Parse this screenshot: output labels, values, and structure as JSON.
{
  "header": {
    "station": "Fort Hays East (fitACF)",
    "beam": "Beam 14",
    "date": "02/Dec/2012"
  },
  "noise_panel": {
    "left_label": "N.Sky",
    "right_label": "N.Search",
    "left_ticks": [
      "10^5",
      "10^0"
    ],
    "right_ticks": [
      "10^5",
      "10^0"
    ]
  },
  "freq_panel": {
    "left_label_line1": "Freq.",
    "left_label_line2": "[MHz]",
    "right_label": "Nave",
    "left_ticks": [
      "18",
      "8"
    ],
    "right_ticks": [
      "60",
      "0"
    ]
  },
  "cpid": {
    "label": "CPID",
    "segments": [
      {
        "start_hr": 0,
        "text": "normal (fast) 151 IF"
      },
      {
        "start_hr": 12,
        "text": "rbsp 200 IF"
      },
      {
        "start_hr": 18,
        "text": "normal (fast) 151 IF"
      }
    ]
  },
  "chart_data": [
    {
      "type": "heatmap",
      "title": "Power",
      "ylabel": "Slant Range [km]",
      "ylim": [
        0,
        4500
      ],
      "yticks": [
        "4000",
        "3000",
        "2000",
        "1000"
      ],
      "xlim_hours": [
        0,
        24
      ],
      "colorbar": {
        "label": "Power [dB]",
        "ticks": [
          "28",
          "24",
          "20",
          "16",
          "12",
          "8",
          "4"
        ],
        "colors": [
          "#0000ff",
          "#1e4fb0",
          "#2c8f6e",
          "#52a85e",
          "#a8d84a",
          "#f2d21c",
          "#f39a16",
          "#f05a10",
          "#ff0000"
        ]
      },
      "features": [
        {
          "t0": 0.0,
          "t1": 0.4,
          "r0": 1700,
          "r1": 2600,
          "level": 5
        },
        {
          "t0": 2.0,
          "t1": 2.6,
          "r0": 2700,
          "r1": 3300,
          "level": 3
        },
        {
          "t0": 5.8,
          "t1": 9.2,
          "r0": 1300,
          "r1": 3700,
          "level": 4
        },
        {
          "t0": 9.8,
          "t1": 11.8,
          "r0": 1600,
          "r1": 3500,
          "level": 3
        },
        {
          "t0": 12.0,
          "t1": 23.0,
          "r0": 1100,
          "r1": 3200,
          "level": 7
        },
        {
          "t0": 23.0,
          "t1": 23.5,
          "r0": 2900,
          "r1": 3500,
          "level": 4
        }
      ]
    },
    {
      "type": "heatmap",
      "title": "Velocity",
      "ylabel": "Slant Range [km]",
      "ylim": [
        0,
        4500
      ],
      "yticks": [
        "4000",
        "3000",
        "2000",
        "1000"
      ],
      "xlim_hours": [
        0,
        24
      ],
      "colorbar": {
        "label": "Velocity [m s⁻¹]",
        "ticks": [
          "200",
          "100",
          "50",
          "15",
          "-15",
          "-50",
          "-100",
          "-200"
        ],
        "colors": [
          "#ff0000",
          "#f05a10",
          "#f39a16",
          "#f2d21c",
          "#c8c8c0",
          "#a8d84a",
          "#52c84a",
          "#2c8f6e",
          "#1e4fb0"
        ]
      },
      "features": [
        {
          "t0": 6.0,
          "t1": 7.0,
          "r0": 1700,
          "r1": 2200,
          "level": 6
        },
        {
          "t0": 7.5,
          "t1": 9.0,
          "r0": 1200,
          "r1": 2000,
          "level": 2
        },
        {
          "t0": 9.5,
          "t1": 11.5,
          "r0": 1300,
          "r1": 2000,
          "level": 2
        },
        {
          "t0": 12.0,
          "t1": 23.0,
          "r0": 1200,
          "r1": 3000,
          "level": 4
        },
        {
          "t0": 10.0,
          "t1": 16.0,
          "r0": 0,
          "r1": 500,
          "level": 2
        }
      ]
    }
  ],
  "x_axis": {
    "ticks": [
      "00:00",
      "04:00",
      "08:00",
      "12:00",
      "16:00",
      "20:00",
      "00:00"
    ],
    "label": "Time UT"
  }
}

━━━━━━━━

Each entry above is to be quoted exactly.

__Response below__.
Parse this screenshot: output labels, values, and structure as JSON.
{
  "header": {
    "station": "Fort Hays East (fitACF)",
    "beam": "Beam 14",
    "date": "02/Dec/2012"
  },
  "noise_panel": {
    "left_label": "N.Sky",
    "right_label": "N.Search",
    "left_ticks": [
      "10^5",
      "10^0"
    ],
    "right_ticks": [
      "10^5",
      "10^0"
    ]
  },
  "freq_panel": {
    "left_label_line1": "Freq.",
    "left_label_line2": "[MHz]",
    "right_label": "Nave",
    "left_ticks": [
      "18",
      "8"
    ],
    "right_ticks": [
      "60",
      "0"
    ]
  },
  "cpid": {
    "label": "CPID",
    "segments": [
      {
        "start_hr": 0,
        "text": "normal (fast) 151 IF"
      },
      {
        "start_hr": 12,
        "text": "rbsp 200 IF"
      },
      {
        "start_hr": 18,
        "text": "normal (fast) 151 IF"
      }
    ]
  },
  "chart_data": [
    {
      "type": "heatmap",
      "title": "Power",
      "ylabel": "Slant Range [km]",
      "ylim": [
        0,
        4500
      ],
      "yticks": [
        "4000",
        "3000",
        "2000",
        "1000"
      ],
      "xlim_hours": [
        0,
        24
      ],
      "colorbar": {
        "label": "Power [dB]",
        "ticks": [
          "28",
          "24",
          "20",
          "16",
          "12",
          "8",
          "4"
        ],
        "colors": [
          "#0000ff",
          "#1e4fb0",
          "#2c8f6e",
          "#52a85e",
          "#a8d84a",
          "#f2d21c",
          "#f39a16",
          "#f05a10",
          "#ff0000"
        ]
      },
      "features": [
        {
          "t0": 0.0,
          "t1": 0.4,
          "r0": 1700,
          "r1": 2600,
          "level": 5
        },
        {
          "t0": 2.0,
          "t1": 2.6,
          "r0": 2700,
          "r1": 3300,
          "level": 3
        },
        {
          "t0": 5.8,
          "t1": 9.2,
          "r0": 1300,
          "r1": 3700,
          "level": 4
        },
        {
          "t0": 9.8,
          "t1": 11.8,
          "r0": 1600,
          "r1": 3500,
          "level": 3
        },
        {
          "t0": 12.0,
          "t1": 23.0,
          "r0": 1100,
          "r1": 3200,
          "level": 7
        },
        {
          "t0": 23.0,
          "t1": 23.5,
          "r0": 2900,
          "r1": 3500,
          "level": 4
        }
      ]
    },
    {
      "type": "heatmap",
      "title": "Velocity",
      "ylabel": "Slant Range [km]",
      "ylim": [
        0,
        4500
      ],
      "yticks": [
        "4000",
        "3000",
        "2000",
        "1000"
      ],
      "xlim_hours": [
        0,
        24
      ],
      "colorbar": {
        "label": "Velocity [m s⁻¹]",
        "ticks": [
          "200",
          "100",
          "50",
          "15",
          "-15",
          "-50",
          "-100",
          "-200"
        ],
        "colors": [
          "#ff0000",
          "#f05a10",
          "#f39a16",
          "#f2d21c",
          "#c8c8c0",
          "#a8d84a",
          "#52c84a",
          "#2c8f6e",
          "#1e4fb0"
        ]
      },
      "features": [
        {
          "t0": 6.0,
          "t1": 7.0,
          "r0": 1700,
          "r1": 2200,
          "level": 6
        },
        {
          "t0": 7.5,
          "t1": 9.0,
          "r0": 1200,
          "r1": 2000,
          "level": 2
        },
        {
          "t0": 9.5,
          "t1": 11.5,
          "r0": 1300,
          "r1": 2000,
          "level": 2
        },
        {
          "t0": 12.0,
          "t1": 23.0,
          "r0": 1200,
          "r1": 3000,
          "level": 4
        },
        {
          "t0": 10.0,
          "t1": 16.0,
          "r0": 0,
          "r1": 500,
          "level": 2
        }
      ]
    }
  ],
  "x_axis": {
    "ticks": [
      "00:00",
      "04:00",
      "08:00",
      "12:00",
      "16:00",
      "20:00",
      "00:00"
    ],
    "label": "Time UT"
  }
}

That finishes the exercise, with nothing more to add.